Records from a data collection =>
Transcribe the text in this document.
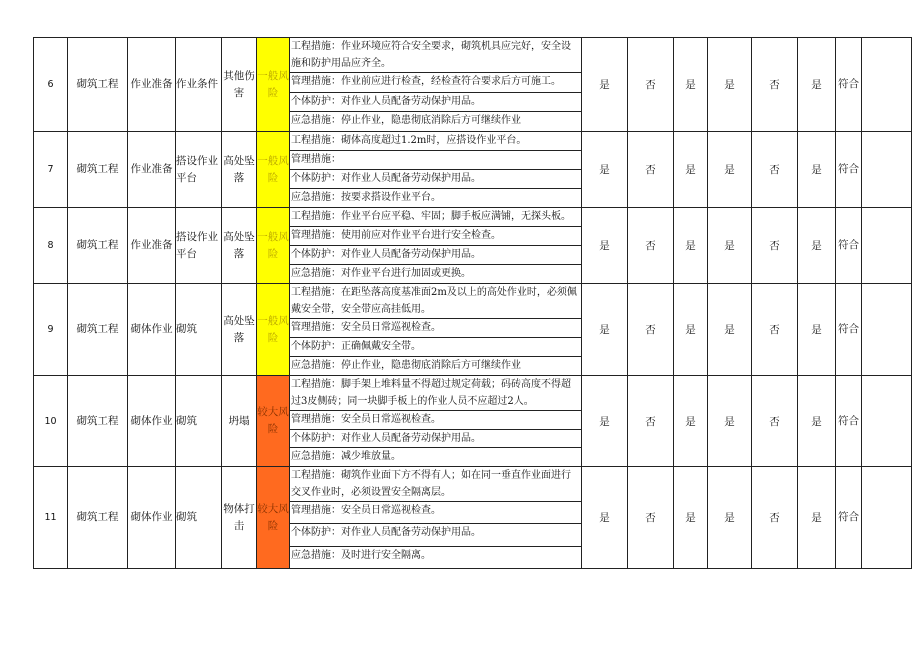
6	砌筑工程	作业准备	作业条件	其他伤害	一般风险	工程措施：作业环境应符合安全要求，砌筑机具应完好，安全设施和防护用品应齐全。
管理措施：作业前应进行检查，经检查符合要求后方可施工。
个体防护：对作业人员配备劳动保护用品。
应急措施：停止作业，隐患彻底消除后方可继续作业	是	否	是	是	否	是	符合	
7	砌筑工程	作业准备	搭设作业平台	高处坠落	一般风险	工程措施：砌体高度超过1.2m时，应搭设作业平台。
管理措施：
个体防护：对作业人员配备劳动保护用品。
应急措施：按要求搭设作业平台。	是	否	是	是	否	是	符合	
8	砌筑工程	作业准备	搭设作业平台	高处坠落	一般风险	工程措施：作业平台应平稳、牢固；脚手板应满铺，无探头板。
管理措施：使用前应对作业平台进行安全检查。
个体防护：对作业人员配备劳动保护用品。
应急措施：对作业平台进行加固或更换。	是	否	是	是	否	是	符合	
9	砌筑工程	砌体作业	砌筑	高处坠落	一般风险	工程措施：在距坠落高度基准面2m及以上的高处作业时，必须佩戴安全带，安全带应高挂低用。
管理措施：安全员日常巡视检查。
个体防护：正确佩戴安全带。
应急措施：停止作业，隐患彻底消除后方可继续作业	是	否	是	是	否	是	符合	
10	砌筑工程	砌体作业	砌筑	坍塌	较大风险	工程措施：脚手架上堆料量不得超过规定荷载；码砖高度不得超过3皮侧砖；同一块脚手板上的作业人员不应超过2人。
管理措施：安全员日常巡视检查。
个体防护：对作业人员配备劳动保护用品。
应急措施：减少堆放量。	是	否	是	是	否	是	符合	
11	砌筑工程	砌体作业	砌筑	物体打击	较大风险	工程措施：砌筑作业面下方不得有人；如在同一垂直作业面进行交叉作业时，必须设置安全隔离层。
管理措施：安全员日常巡视检查。
个体防护：对作业人员配备劳动保护用品。
应急措施：及时进行安全隔离。	是	否	是	是	否	是	符合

Task prompt => Go through the listing above and write it out again exactly, dropping the pictures.

Complete answer =>
Transcribe the text in this document.
6	砌筑工程	作业准备	作业条件	其他伤害	一般风险	工程措施：作业环境应符合安全要求，砌筑机具应完好，安全设施和防护用品应齐全。
管理措施：作业前应进行检查，经检查符合要求后方可施工。
个体防护：对作业人员配备劳动保护用品。
应急措施：停止作业，隐患彻底消除后方可继续作业	是	否	是	是	否	是	符合	
7	砌筑工程	作业准备	搭设作业平台	高处坠落	一般风险	工程措施：砌体高度超过1.2m时，应搭设作业平台。
管理措施：
个体防护：对作业人员配备劳动保护用品。
应急措施：按要求搭设作业平台。	是	否	是	是	否	是	符合	
8	砌筑工程	作业准备	搭设作业平台	高处坠落	一般风险	工程措施：作业平台应平稳、牢固；脚手板应满铺，无探头板。
管理措施：使用前应对作业平台进行安全检查。
个体防护：对作业人员配备劳动保护用品。
应急措施：对作业平台进行加固或更换。	是	否	是	是	否	是	符合	
9	砌筑工程	砌体作业	砌筑	高处坠落	一般风险	工程措施：在距坠落高度基准面2m及以上的高处作业时，必须佩戴安全带，安全带应高挂低用。
管理措施：安全员日常巡视检查。
个体防护：正确佩戴安全带。
应急措施：停止作业，隐患彻底消除后方可继续作业	是	否	是	是	否	是	符合	
10	砌筑工程	砌体作业	砌筑	坍塌	较大风险	工程措施：脚手架上堆料量不得超过规定荷载；码砖高度不得超过3皮侧砖；同一块脚手板上的作业人员不应超过2人。
管理措施：安全员日常巡视检查。
个体防护：对作业人员配备劳动保护用品。
应急措施：减少堆放量。	是	否	是	是	否	是	符合	
11	砌筑工程	砌体作业	砌筑	物体打击	较大风险	工程措施：砌筑作业面下方不得有人；如在同一垂直作业面进行交叉作业时，必须设置安全隔离层。
管理措施：安全员日常巡视检查。
个体防护：对作业人员配备劳动保护用品。
应急措施：及时进行安全隔离。	是	否	是	是	否	是	符合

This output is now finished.